▶ [CHALLENGE]: Extract all lines that hold the string "三个代表".

▶ [EXERCISE INPUT]:
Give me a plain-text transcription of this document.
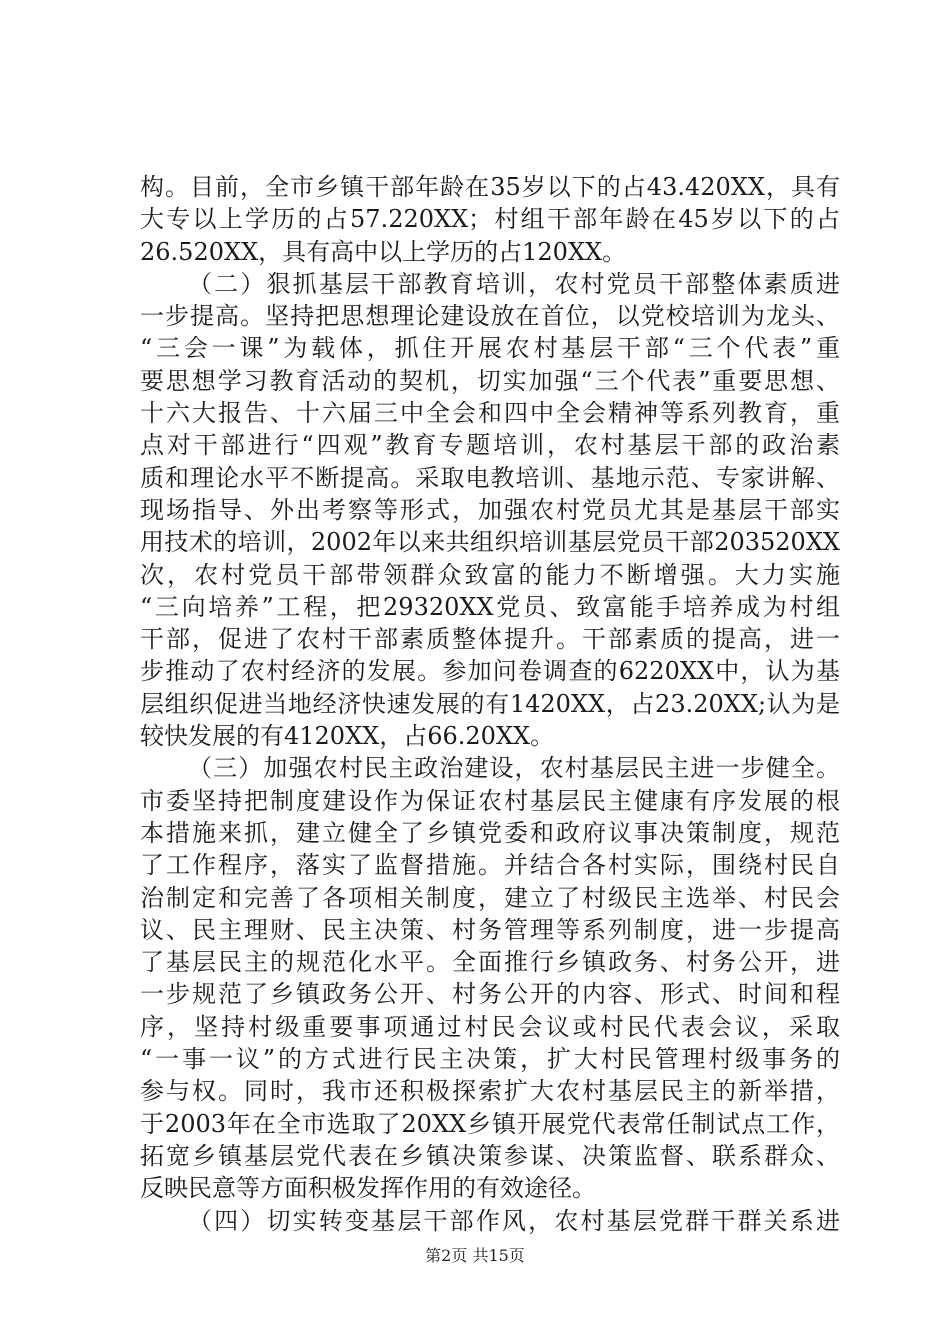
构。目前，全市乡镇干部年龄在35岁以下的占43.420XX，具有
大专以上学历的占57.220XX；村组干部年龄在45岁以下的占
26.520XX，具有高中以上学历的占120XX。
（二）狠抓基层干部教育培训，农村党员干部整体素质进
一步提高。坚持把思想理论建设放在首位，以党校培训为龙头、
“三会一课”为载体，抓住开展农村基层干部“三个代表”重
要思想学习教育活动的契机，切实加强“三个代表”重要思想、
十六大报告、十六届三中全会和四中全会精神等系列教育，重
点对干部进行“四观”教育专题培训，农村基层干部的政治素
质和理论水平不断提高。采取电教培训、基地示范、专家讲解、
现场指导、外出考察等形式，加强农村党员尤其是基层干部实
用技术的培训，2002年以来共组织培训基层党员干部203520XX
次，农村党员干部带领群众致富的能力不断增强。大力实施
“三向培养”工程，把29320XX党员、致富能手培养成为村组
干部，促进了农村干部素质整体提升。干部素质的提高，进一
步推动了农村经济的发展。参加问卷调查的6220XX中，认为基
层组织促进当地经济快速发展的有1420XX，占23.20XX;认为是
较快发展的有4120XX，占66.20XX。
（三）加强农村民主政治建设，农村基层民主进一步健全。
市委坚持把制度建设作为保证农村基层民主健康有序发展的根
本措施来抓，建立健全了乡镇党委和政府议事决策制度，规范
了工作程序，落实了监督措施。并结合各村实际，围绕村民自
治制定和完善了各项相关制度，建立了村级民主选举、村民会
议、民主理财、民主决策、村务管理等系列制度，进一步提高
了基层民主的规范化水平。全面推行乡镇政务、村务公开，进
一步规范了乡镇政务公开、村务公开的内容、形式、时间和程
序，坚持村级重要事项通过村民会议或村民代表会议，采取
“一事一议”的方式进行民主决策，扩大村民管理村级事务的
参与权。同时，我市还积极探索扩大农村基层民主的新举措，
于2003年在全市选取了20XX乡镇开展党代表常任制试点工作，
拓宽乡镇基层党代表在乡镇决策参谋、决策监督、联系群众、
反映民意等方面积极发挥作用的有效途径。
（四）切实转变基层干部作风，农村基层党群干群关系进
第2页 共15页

▶ [SOLUTION TO THIS EXERCISE]:
“三会一课”为载体，抓住开展农村基层干部“三个代表”重
要思想学习教育活动的契机，切实加强“三个代表”重要思想、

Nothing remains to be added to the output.